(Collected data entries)
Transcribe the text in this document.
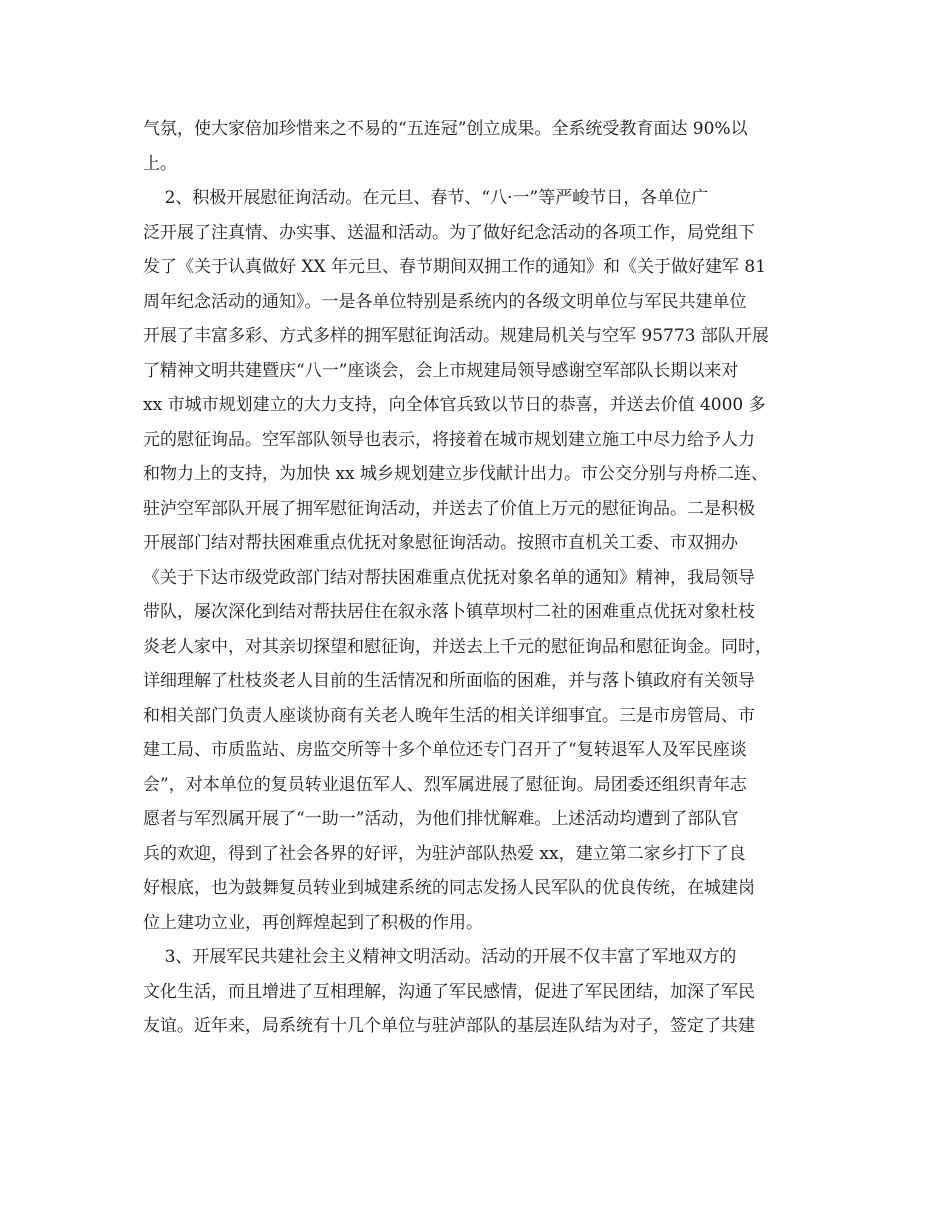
气氛，使大家倍加珍惜来之不易的“五连冠”创立成果。全系统受教育面达 90%以
上。
2、积极开展慰征询活动。在元旦、春节、“八·一”等严峻节日，各单位广
泛开展了注真情、办实事、送温和活动。为了做好纪念活动的各项工作，局党组下
发了《关于认真做好 XX 年元旦、春节期间双拥工作的通知》和《关于做好建军 81
周年纪念活动的通知》。一是各单位特别是系统内的各级文明单位与军民共建单位
开展了丰富多彩、方式多样的拥军慰征询活动。规建局机关与空军 95773 部队开展
了精神文明共建暨庆“八一”座谈会，会上市规建局领导感谢空军部队长期以来对
xx 市城市规划建立的大力支持，向全体官兵致以节日的恭喜，并送去价值 4000 多
元的慰征询品。空军部队领导也表示，将接着在城市规划建立施工中尽力给予人力
和物力上的支持，为加快 xx 城乡规划建立步伐献计出力。市公交分别与舟桥二连、
驻泸空军部队开展了拥军慰征询活动，并送去了价值上万元的慰征询品。二是积极
开展部门结对帮扶困难重点优抚对象慰征询活动。按照市直机关工委、市双拥办
《关于下达市级党政部门结对帮扶困难重点优抚对象名单的通知》精神，我局领导
带队，屡次深化到结对帮扶居住在叙永落卜镇草坝村二社的困难重点优抚对象杜枝
炎老人家中，对其亲切探望和慰征询，并送去上千元的慰征询品和慰征询金。同时，
详细理解了杜枝炎老人目前的生活情况和所面临的困难，并与落卜镇政府有关领导
和相关部门负责人座谈协商有关老人晚年生活的相关详细事宜。三是市房管局、市
建工局、市质监站、房监交所等十多个单位还专门召开了“复转退军人及军民座谈
会”，对本单位的复员转业退伍军人、烈军属进展了慰征询。局团委还组织青年志
愿者与军烈属开展了“一助一”活动，为他们排忧解难。上述活动均遭到了部队官
兵的欢迎，得到了社会各界的好评，为驻泸部队热爱 xx，建立第二家乡打下了良
好根底，也为鼓舞复员转业到城建系统的同志发扬人民军队的优良传统，在城建岗
位上建功立业，再创辉煌起到了积极的作用。
3、开展军民共建社会主义精神文明活动。活动的开展不仅丰富了军地双方的
文化生活，而且增进了互相理解，沟通了军民感情，促进了军民团结，加深了军民
友谊。近年来，局系统有十几个单位与驻泸部队的基层连队结为对子，签定了共建
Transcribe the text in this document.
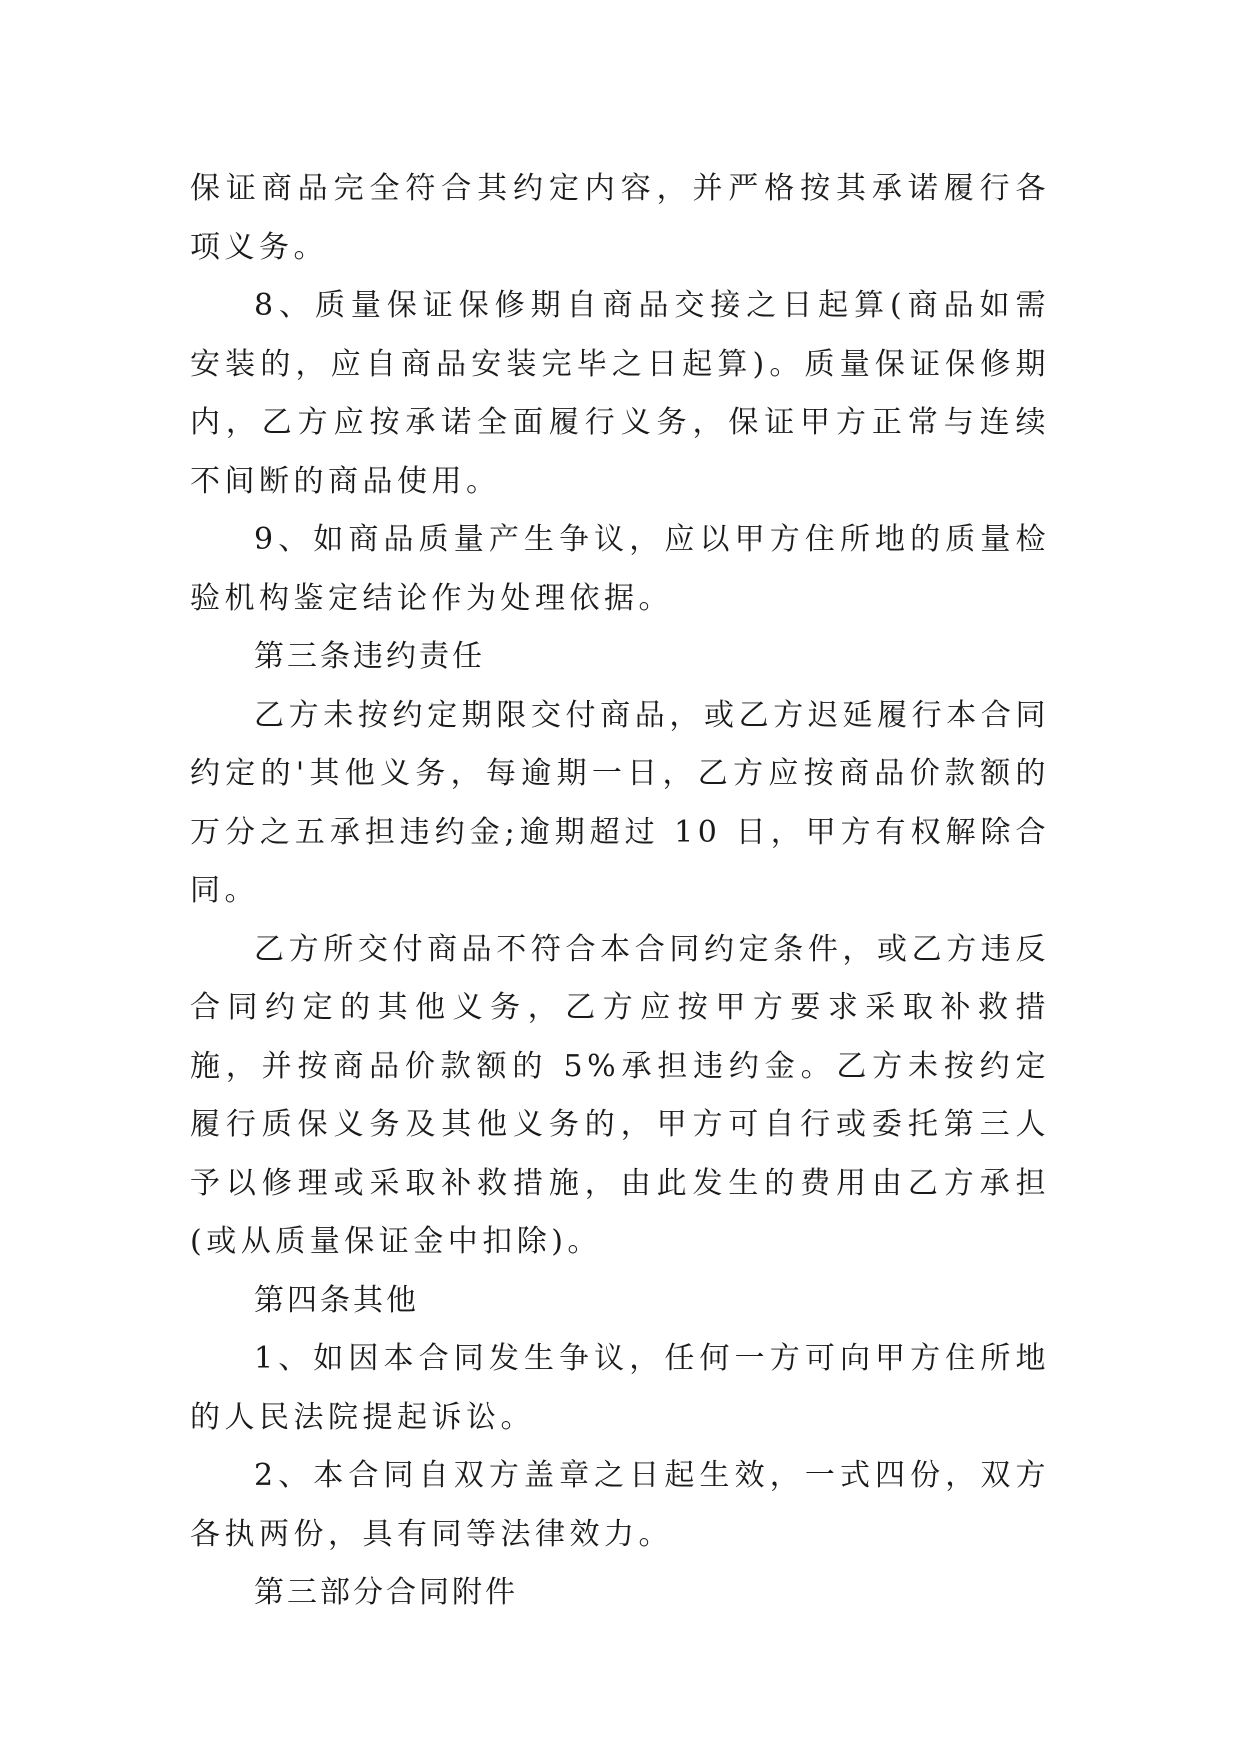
保证商品完全符合其约定内容，并严格按其承诺履行各项义务。

8、质量保证保修期自商品交接之日起算(商品如需安装的，应自商品安装完毕之日起算)。质量保证保修期内，乙方应按承诺全面履行义务，保证甲方正常与连续不间断的商品使用。

9、如商品质量产生争议，应以甲方住所地的质量检验机构鉴定结论作为处理依据。

第三条违约责任

乙方未按约定期限交付商品，或乙方迟延履行本合同约定的'其他义务，每逾期一日，乙方应按商品价款额的万分之五承担违约金;逾期超过 10 日，甲方有权解除合同。

乙方所交付商品不符合本合同约定条件，或乙方违反合同约定的其他义务，乙方应按甲方要求采取补救措施，并按商品价款额的 5%承担违约金。乙方未按约定履行质保义务及其他义务的，甲方可自行或委托第三人予以修理或采取补救措施，由此发生的费用由乙方承担(或从质量保证金中扣除)。

第四条其他

1、如因本合同发生争议，任何一方可向甲方住所地的人民法院提起诉讼。

2、本合同自双方盖章之日起生效，一式四份，双方各执两份，具有同等法律效力。

第三部分合同附件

→ **AIM OF THE TASK**:
Return the records exactly. Don't carry the pictures over.

→ **TASK RESULT**:
Transcribe the text in this document.
气氛，使大家倍加珍惜来之不易的“五连冠”创立成果。全系统受教育面达 90%以
上。
2、积极开展慰征询活动。在元旦、春节、“八·一”等严峻节日，各单位广
泛开展了注真情、办实事、送温和活动。为了做好纪念活动的各项工作，局党组下
发了《关于认真做好 XX 年元旦、春节期间双拥工作的通知》和《关于做好建军 81
周年纪念活动的通知》。一是各单位特别是系统内的各级文明单位与军民共建单位
开展了丰富多彩、方式多样的拥军慰征询活动。规建局机关与空军 95773 部队开展
了精神文明共建暨庆“八一”座谈会，会上市规建局领导感谢空军部队长期以来对
xx 市城市规划建立的大力支持，向全体官兵致以节日的恭喜，并送去价值 4000 多
元的慰征询品。空军部队领导也表示，将接着在城市规划建立施工中尽力给予人力
和物力上的支持，为加快 xx 城乡规划建立步伐献计出力。市公交分别与舟桥二连、
驻泸空军部队开展了拥军慰征询活动，并送去了价值上万元的慰征询品。二是积极
开展部门结对帮扶困难重点优抚对象慰征询活动。按照市直机关工委、市双拥办
《关于下达市级党政部门结对帮扶困难重点优抚对象名单的通知》精神，我局领导
带队，屡次深化到结对帮扶居住在叙永落卜镇草坝村二社的困难重点优抚对象杜枝
炎老人家中，对其亲切探望和慰征询，并送去上千元的慰征询品和慰征询金。同时，
详细理解了杜枝炎老人目前的生活情况和所面临的困难，并与落卜镇政府有关领导
和相关部门负责人座谈协商有关老人晚年生活的相关详细事宜。三是市房管局、市
建工局、市质监站、房监交所等十多个单位还专门召开了“复转退军人及军民座谈
会”，对本单位的复员转业退伍军人、烈军属进展了慰征询。局团委还组织青年志
愿者与军烈属开展了“一助一”活动，为他们排忧解难。上述活动均遭到了部队官
兵的欢迎，得到了社会各界的好评，为驻泸部队热爱 xx，建立第二家乡打下了良
好根底，也为鼓舞复员转业到城建系统的同志发扬人民军队的优良传统，在城建岗
位上建功立业，再创辉煌起到了积极的作用。
3、开展军民共建社会主义精神文明活动。活动的开展不仅丰富了军地双方的
文化生活，而且增进了互相理解，沟通了军民感情，促进了军民团结，加深了军民
友谊。近年来，局系统有十几个单位与驻泸部队的基层连队结为对子，签定了共建
Transcribe the text in this document.
保证商品完全符合其约定内容，并严格按其承诺履行各项义务。

8、质量保证保修期自商品交接之日起算(商品如需安装的，应自商品安装完毕之日起算)。质量保证保修期内，乙方应按承诺全面履行义务，保证甲方正常与连续不间断的商品使用。

9、如商品质量产生争议，应以甲方住所地的质量检验机构鉴定结论作为处理依据。

第三条违约责任

乙方未按约定期限交付商品，或乙方迟延履行本合同约定的'其他义务，每逾期一日，乙方应按商品价款额的万分之五承担违约金;逾期超过 10 日，甲方有权解除合同。

乙方所交付商品不符合本合同约定条件，或乙方违反合同约定的其他义务，乙方应按甲方要求采取补救措施，并按商品价款额的 5%承担违约金。乙方未按约定履行质保义务及其他义务的，甲方可自行或委托第三人予以修理或采取补救措施，由此发生的费用由乙方承担(或从质量保证金中扣除)。

第四条其他

1、如因本合同发生争议，任何一方可向甲方住所地的人民法院提起诉讼。

2、本合同自双方盖章之日起生效，一式四份，双方各执两份，具有同等法律效力。

第三部分合同附件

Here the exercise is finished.